━━ Entries provided

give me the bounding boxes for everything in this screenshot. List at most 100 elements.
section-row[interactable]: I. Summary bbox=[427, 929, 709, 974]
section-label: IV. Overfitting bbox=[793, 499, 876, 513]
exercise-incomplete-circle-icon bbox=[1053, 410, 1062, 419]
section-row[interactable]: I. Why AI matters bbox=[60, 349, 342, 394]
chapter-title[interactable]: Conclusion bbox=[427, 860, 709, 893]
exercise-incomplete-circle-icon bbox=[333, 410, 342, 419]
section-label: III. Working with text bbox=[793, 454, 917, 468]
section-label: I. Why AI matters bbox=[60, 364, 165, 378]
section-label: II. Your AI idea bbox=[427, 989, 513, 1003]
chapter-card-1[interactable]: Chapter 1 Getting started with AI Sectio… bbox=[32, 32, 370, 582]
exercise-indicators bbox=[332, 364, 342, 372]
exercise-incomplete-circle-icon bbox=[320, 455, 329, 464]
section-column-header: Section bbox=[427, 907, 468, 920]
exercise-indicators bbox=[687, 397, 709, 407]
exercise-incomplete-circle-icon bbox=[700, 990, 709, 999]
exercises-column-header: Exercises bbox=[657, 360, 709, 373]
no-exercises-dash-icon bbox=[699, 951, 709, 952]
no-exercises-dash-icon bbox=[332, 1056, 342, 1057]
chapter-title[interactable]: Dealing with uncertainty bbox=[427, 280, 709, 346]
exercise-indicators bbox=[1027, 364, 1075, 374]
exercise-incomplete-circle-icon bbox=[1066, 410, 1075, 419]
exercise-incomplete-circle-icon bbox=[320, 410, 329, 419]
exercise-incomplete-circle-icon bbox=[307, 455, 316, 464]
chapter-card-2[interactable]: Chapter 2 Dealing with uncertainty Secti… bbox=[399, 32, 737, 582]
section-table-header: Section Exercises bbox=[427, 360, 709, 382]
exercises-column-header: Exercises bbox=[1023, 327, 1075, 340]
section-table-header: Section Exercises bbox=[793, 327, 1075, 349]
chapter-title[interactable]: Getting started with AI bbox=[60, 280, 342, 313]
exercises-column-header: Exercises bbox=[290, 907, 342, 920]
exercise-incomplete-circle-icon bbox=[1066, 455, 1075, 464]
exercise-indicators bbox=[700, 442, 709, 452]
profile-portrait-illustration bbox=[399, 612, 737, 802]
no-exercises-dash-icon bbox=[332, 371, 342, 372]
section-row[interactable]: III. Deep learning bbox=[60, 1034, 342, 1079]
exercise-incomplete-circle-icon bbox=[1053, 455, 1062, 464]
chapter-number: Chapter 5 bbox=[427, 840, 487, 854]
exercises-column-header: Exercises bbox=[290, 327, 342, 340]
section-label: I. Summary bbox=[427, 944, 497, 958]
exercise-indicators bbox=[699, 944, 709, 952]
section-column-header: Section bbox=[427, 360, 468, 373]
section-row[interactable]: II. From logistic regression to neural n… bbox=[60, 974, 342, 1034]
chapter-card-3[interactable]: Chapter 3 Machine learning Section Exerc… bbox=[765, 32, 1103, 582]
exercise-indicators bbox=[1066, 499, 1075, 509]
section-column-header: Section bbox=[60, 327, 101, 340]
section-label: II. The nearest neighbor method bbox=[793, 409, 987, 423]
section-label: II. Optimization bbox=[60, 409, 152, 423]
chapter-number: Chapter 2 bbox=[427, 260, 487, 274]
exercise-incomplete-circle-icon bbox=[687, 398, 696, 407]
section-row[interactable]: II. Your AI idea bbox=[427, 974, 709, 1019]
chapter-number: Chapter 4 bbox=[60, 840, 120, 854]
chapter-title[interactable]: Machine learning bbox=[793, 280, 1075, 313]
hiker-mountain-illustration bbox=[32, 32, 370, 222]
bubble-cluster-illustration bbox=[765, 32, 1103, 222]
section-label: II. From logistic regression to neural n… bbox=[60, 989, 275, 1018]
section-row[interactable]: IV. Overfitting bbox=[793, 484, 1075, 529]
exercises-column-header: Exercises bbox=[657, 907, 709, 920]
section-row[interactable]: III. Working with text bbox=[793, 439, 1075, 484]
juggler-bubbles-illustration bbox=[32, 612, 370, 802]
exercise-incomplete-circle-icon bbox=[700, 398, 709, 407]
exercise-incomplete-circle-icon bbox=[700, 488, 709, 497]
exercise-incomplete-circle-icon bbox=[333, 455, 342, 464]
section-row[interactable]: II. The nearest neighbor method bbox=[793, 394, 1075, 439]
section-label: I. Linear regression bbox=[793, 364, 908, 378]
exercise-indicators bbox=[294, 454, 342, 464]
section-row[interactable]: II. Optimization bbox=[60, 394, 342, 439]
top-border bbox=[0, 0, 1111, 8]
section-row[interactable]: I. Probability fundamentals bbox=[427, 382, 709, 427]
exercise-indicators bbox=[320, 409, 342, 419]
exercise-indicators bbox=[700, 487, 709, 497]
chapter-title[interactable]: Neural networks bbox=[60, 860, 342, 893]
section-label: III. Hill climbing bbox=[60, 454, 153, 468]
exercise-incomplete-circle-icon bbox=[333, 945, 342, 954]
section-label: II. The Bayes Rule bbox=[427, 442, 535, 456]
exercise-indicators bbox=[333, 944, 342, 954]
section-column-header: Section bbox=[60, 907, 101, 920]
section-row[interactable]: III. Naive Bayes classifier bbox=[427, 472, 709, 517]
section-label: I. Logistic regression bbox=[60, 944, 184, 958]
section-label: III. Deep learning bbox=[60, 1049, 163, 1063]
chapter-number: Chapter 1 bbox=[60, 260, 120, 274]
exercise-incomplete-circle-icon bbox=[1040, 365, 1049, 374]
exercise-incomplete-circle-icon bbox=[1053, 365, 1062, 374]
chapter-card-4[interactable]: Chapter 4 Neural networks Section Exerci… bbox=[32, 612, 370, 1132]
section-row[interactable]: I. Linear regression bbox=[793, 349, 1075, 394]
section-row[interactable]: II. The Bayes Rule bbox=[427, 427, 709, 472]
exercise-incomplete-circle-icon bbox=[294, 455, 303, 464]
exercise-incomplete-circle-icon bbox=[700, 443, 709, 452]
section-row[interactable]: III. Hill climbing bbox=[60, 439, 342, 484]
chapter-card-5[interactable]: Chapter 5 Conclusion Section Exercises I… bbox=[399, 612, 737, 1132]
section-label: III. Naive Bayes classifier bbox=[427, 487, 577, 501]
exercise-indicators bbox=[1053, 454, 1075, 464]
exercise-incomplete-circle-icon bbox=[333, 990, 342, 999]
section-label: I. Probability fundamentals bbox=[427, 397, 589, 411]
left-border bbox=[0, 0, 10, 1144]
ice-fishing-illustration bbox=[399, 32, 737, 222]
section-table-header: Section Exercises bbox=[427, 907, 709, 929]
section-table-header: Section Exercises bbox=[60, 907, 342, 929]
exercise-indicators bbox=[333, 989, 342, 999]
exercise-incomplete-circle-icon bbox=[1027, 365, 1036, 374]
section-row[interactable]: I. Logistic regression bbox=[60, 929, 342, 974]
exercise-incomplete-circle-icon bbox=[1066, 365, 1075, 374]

━━━━

- **What needs to be done**: Please give the records above again, switching every "exercise-incomplete-circle-icon" to "exercise-pending-circle-icon" and leaving everything else unchanged.

- **Result of this task**:
give me the bounding boxes for everything in this screenshot. List at most 100 elements.
section-row[interactable]: I. Summary bbox=[427, 929, 709, 974]
section-label: IV. Overfitting bbox=[793, 499, 876, 513]
exercise-pending-circle-icon bbox=[1053, 410, 1062, 419]
section-row[interactable]: I. Why AI matters bbox=[60, 349, 342, 394]
chapter-title[interactable]: Conclusion bbox=[427, 860, 709, 893]
exercise-pending-circle-icon bbox=[333, 410, 342, 419]
section-label: III. Working with text bbox=[793, 454, 917, 468]
section-label: I. Why AI matters bbox=[60, 364, 165, 378]
section-label: II. Your AI idea bbox=[427, 989, 513, 1003]
chapter-card-1[interactable]: Chapter 1 Getting started with AI Sectio… bbox=[32, 32, 370, 582]
exercise-indicators bbox=[332, 364, 342, 372]
exercise-pending-circle-icon bbox=[320, 455, 329, 464]
section-column-header: Section bbox=[427, 907, 468, 920]
exercise-indicators bbox=[687, 397, 709, 407]
exercise-pending-circle-icon bbox=[700, 990, 709, 999]
exercises-column-header: Exercises bbox=[657, 360, 709, 373]
no-exercises-dash-icon bbox=[699, 951, 709, 952]
no-exercises-dash-icon bbox=[332, 1056, 342, 1057]
chapter-title[interactable]: Dealing with uncertainty bbox=[427, 280, 709, 346]
exercise-indicators bbox=[1027, 364, 1075, 374]
exercise-pending-circle-icon bbox=[1066, 410, 1075, 419]
exercise-pending-circle-icon bbox=[320, 410, 329, 419]
exercise-pending-circle-icon bbox=[307, 455, 316, 464]
chapter-card-2[interactable]: Chapter 2 Dealing with uncertainty Secti… bbox=[399, 32, 737, 582]
section-table-header: Section Exercises bbox=[427, 360, 709, 382]
exercises-column-header: Exercises bbox=[1023, 327, 1075, 340]
section-table-header: Section Exercises bbox=[793, 327, 1075, 349]
chapter-title[interactable]: Getting started with AI bbox=[60, 280, 342, 313]
exercises-column-header: Exercises bbox=[290, 907, 342, 920]
exercise-pending-circle-icon bbox=[1066, 455, 1075, 464]
exercise-indicators bbox=[700, 442, 709, 452]
profile-portrait-illustration bbox=[399, 612, 737, 802]
no-exercises-dash-icon bbox=[332, 371, 342, 372]
section-row[interactable]: III. Deep learning bbox=[60, 1034, 342, 1079]
exercise-pending-circle-icon bbox=[1053, 455, 1062, 464]
chapter-number: Chapter 5 bbox=[427, 840, 487, 854]
exercises-column-header: Exercises bbox=[290, 327, 342, 340]
section-label: I. Summary bbox=[427, 944, 497, 958]
exercise-indicators bbox=[699, 944, 709, 952]
section-column-header: Section bbox=[427, 360, 468, 373]
section-row[interactable]: II. From logistic regression to neural n… bbox=[60, 974, 342, 1034]
chapter-card-3[interactable]: Chapter 3 Machine learning Section Exerc… bbox=[765, 32, 1103, 582]
exercise-indicators bbox=[1066, 499, 1075, 509]
section-column-header: Section bbox=[60, 327, 101, 340]
section-label: II. The nearest neighbor method bbox=[793, 409, 987, 423]
section-label: II. Optimization bbox=[60, 409, 152, 423]
chapter-number: Chapter 2 bbox=[427, 260, 487, 274]
exercise-pending-circle-icon bbox=[687, 398, 696, 407]
section-row[interactable]: II. Your AI idea bbox=[427, 974, 709, 1019]
chapter-number: Chapter 4 bbox=[60, 840, 120, 854]
chapter-title[interactable]: Machine learning bbox=[793, 280, 1075, 313]
hiker-mountain-illustration bbox=[32, 32, 370, 222]
bubble-cluster-illustration bbox=[765, 32, 1103, 222]
section-label: II. From logistic regression to neural n… bbox=[60, 989, 275, 1018]
section-row[interactable]: IV. Overfitting bbox=[793, 484, 1075, 529]
exercises-column-header: Exercises bbox=[657, 907, 709, 920]
section-row[interactable]: III. Working with text bbox=[793, 439, 1075, 484]
juggler-bubbles-illustration bbox=[32, 612, 370, 802]
exercise-pending-circle-icon bbox=[700, 398, 709, 407]
exercise-pending-circle-icon bbox=[700, 488, 709, 497]
exercise-pending-circle-icon bbox=[333, 455, 342, 464]
section-row[interactable]: II. The nearest neighbor method bbox=[793, 394, 1075, 439]
section-label: I. Linear regression bbox=[793, 364, 908, 378]
exercise-indicators bbox=[294, 454, 342, 464]
section-row[interactable]: II. Optimization bbox=[60, 394, 342, 439]
top-border bbox=[0, 0, 1111, 8]
section-row[interactable]: I. Probability fundamentals bbox=[427, 382, 709, 427]
exercise-indicators bbox=[320, 409, 342, 419]
exercise-indicators bbox=[700, 487, 709, 497]
chapter-title[interactable]: Neural networks bbox=[60, 860, 342, 893]
section-label: III. Hill climbing bbox=[60, 454, 153, 468]
exercise-pending-circle-icon bbox=[333, 945, 342, 954]
section-label: II. The Bayes Rule bbox=[427, 442, 535, 456]
exercise-indicators bbox=[333, 944, 342, 954]
section-column-header: Section bbox=[60, 907, 101, 920]
section-row[interactable]: III. Naive Bayes classifier bbox=[427, 472, 709, 517]
section-label: I. Logistic regression bbox=[60, 944, 184, 958]
section-label: III. Deep learning bbox=[60, 1049, 163, 1063]
chapter-number: Chapter 1 bbox=[60, 260, 120, 274]
exercise-pending-circle-icon bbox=[1040, 365, 1049, 374]
exercise-pending-circle-icon bbox=[1053, 365, 1062, 374]
chapter-card-4[interactable]: Chapter 4 Neural networks Section Exerci… bbox=[32, 612, 370, 1132]
section-row[interactable]: I. Linear regression bbox=[793, 349, 1075, 394]
section-row[interactable]: II. The Bayes Rule bbox=[427, 427, 709, 472]
exercise-pending-circle-icon bbox=[294, 455, 303, 464]
exercise-pending-circle-icon bbox=[700, 443, 709, 452]
section-row[interactable]: III. Hill climbing bbox=[60, 439, 342, 484]
chapter-card-5[interactable]: Chapter 5 Conclusion Section Exercises I… bbox=[399, 612, 737, 1132]
section-label: III. Naive Bayes classifier bbox=[427, 487, 577, 501]
exercise-indicators bbox=[1053, 454, 1075, 464]
exercise-pending-circle-icon bbox=[333, 990, 342, 999]
section-label: I. Probability fundamentals bbox=[427, 397, 589, 411]
left-border bbox=[0, 0, 10, 1144]
ice-fishing-illustration bbox=[399, 32, 737, 222]
section-table-header: Section Exercises bbox=[427, 907, 709, 929]
section-table-header: Section Exercises bbox=[60, 907, 342, 929]
exercise-indicators bbox=[333, 989, 342, 999]
exercise-pending-circle-icon bbox=[1027, 365, 1036, 374]
section-row[interactable]: I. Logistic regression bbox=[60, 929, 342, 974]
exercise-pending-circle-icon bbox=[1066, 365, 1075, 374]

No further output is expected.